> Dataset entries

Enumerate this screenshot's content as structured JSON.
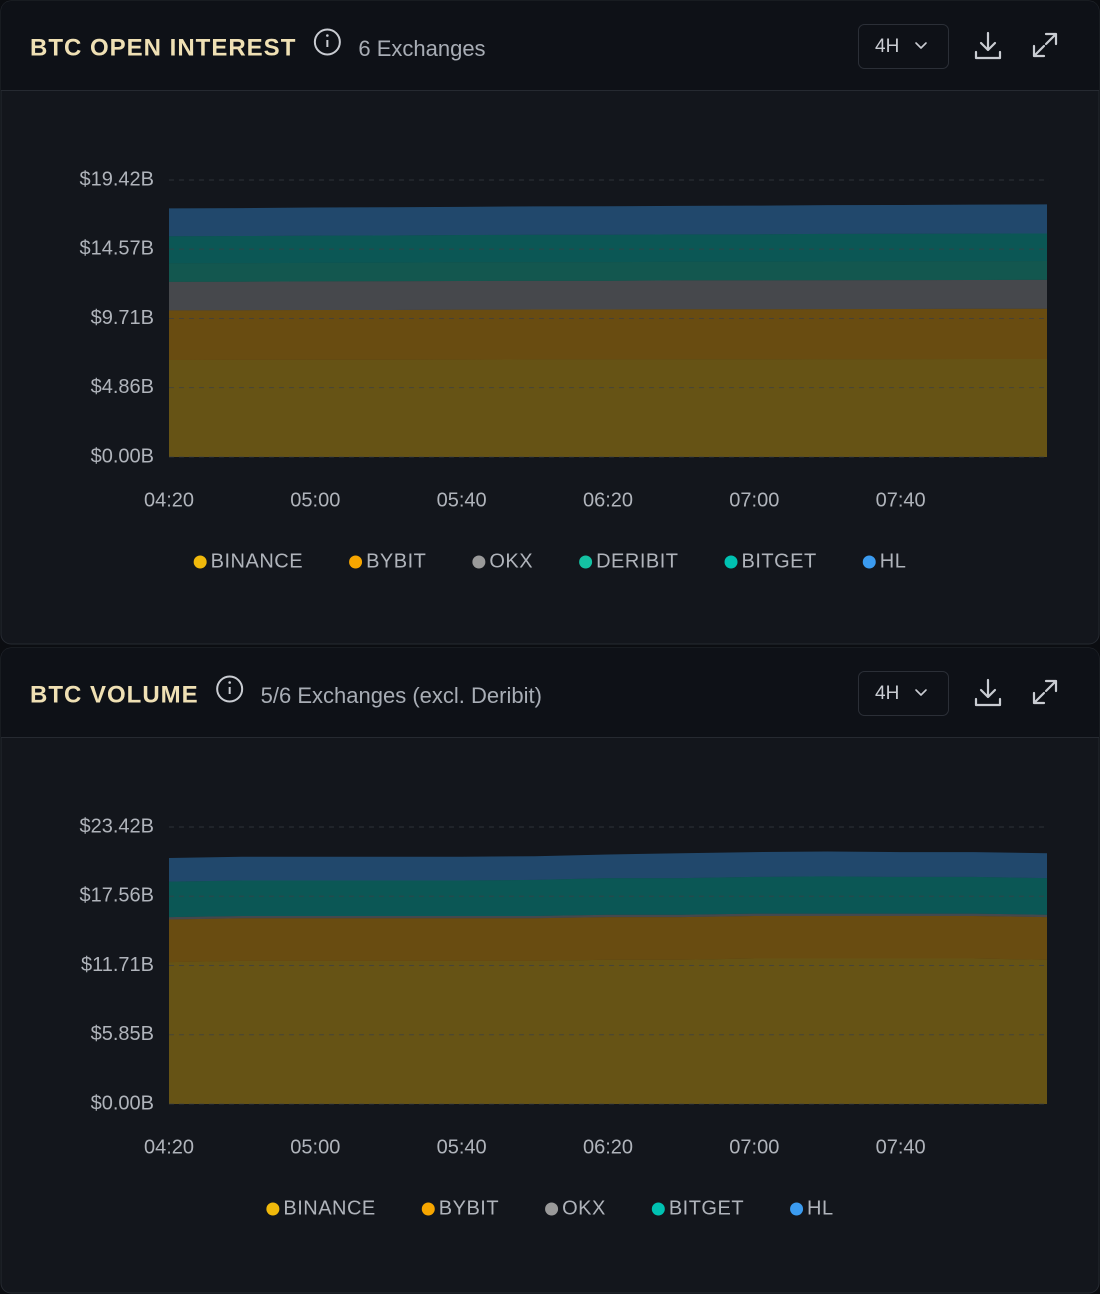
{
  "chart_data": [
    {
      "type": "area",
      "stacked": true,
      "title": "BTC OPEN INTEREST",
      "subtitle": "6 Exchanges",
      "timeframe": "4H",
      "categories": [
        "04:20",
        null,
        "05:00",
        null,
        "05:40",
        null,
        "06:20",
        null,
        "07:00",
        null,
        "07:40",
        null,
        null
      ],
      "series": [
        {
          "name": "BINANCE",
          "color": "#f0b90b",
          "values": [
            6.8,
            6.81,
            6.82,
            6.82,
            6.83,
            6.84,
            6.84,
            6.85,
            6.85,
            6.86,
            6.86,
            6.87,
            6.87
          ]
        },
        {
          "name": "BYBIT",
          "color": "#f7a600",
          "values": [
            3.48,
            3.48,
            3.49,
            3.49,
            3.5,
            3.5,
            3.5,
            3.51,
            3.51,
            3.51,
            3.52,
            3.52,
            3.52
          ]
        },
        {
          "name": "OKX",
          "color": "#9a9a9a",
          "values": [
            2.0,
            2.0,
            2.0,
            2.01,
            2.01,
            2.01,
            2.01,
            2.02,
            2.02,
            2.02,
            2.02,
            2.02,
            2.03
          ]
        },
        {
          "name": "DERIBIT",
          "color": "#14c2a3",
          "values": [
            1.3,
            1.3,
            1.3,
            1.3,
            1.31,
            1.31,
            1.31,
            1.31,
            1.31,
            1.32,
            1.32,
            1.32,
            1.32
          ]
        },
        {
          "name": "BITGET",
          "color": "#00c2b2",
          "values": [
            1.9,
            1.9,
            1.91,
            1.91,
            1.91,
            1.92,
            1.92,
            1.92,
            1.92,
            1.93,
            1.93,
            1.93,
            1.93
          ]
        },
        {
          "name": "HL",
          "color": "#3b9bf0",
          "values": [
            1.95,
            1.96,
            1.97,
            1.98,
            1.98,
            1.99,
            2.0,
            2.0,
            2.01,
            2.02,
            2.02,
            2.03,
            2.04
          ]
        }
      ],
      "ylim": [
        0,
        19.42
      ],
      "yticks": [
        {
          "value": 0,
          "label": "$0.00B"
        },
        {
          "value": 4.86,
          "label": "$4.86B"
        },
        {
          "value": 9.71,
          "label": "$9.71B"
        },
        {
          "value": 14.57,
          "label": "$14.57B"
        },
        {
          "value": 19.42,
          "label": "$19.42B"
        }
      ],
      "grid": true,
      "legend": "bottom"
    },
    {
      "type": "area",
      "stacked": true,
      "title": "BTC VOLUME",
      "subtitle": "5/6 Exchanges (excl. Deribit)",
      "timeframe": "4H",
      "categories": [
        "04:20",
        null,
        "05:00",
        null,
        "05:40",
        null,
        "06:20",
        null,
        "07:00",
        null,
        "07:40",
        null,
        null
      ],
      "series": [
        {
          "name": "BINANCE",
          "color": "#f0b90b",
          "values": [
            12.0,
            12.1,
            12.1,
            12.1,
            12.1,
            12.1,
            12.2,
            12.2,
            12.3,
            12.3,
            12.3,
            12.3,
            12.2
          ]
        },
        {
          "name": "BYBIT",
          "color": "#f7a600",
          "values": [
            3.6,
            3.6,
            3.6,
            3.6,
            3.6,
            3.6,
            3.6,
            3.6,
            3.6,
            3.6,
            3.6,
            3.6,
            3.6
          ]
        },
        {
          "name": "OKX",
          "color": "#9a9a9a",
          "values": [
            0.2,
            0.2,
            0.2,
            0.2,
            0.2,
            0.2,
            0.2,
            0.2,
            0.2,
            0.2,
            0.2,
            0.2,
            0.2
          ]
        },
        {
          "name": "BITGET",
          "color": "#00c2b2",
          "values": [
            3.0,
            3.0,
            3.0,
            3.0,
            3.0,
            3.05,
            3.1,
            3.1,
            3.1,
            3.15,
            3.1,
            3.1,
            3.1
          ]
        },
        {
          "name": "HL",
          "color": "#3b9bf0",
          "values": [
            2.0,
            2.0,
            2.0,
            2.0,
            2.0,
            2.0,
            2.0,
            2.1,
            2.1,
            2.1,
            2.1,
            2.1,
            2.1
          ]
        }
      ],
      "ylim": [
        0,
        23.42
      ],
      "yticks": [
        {
          "value": 0,
          "label": "$0.00B"
        },
        {
          "value": 5.85,
          "label": "$5.85B"
        },
        {
          "value": 11.71,
          "label": "$11.71B"
        },
        {
          "value": 17.56,
          "label": "$17.56B"
        },
        {
          "value": 23.42,
          "label": "$23.42B"
        }
      ],
      "grid": true,
      "legend": "bottom"
    }
  ]
}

> Task to carry out
Pull out every line of the records that includes the string "subtitle".

> Solved problem
      "subtitle": "6 Exchanges",
      "subtitle": "5/6 Exchanges (excl. Deribit)",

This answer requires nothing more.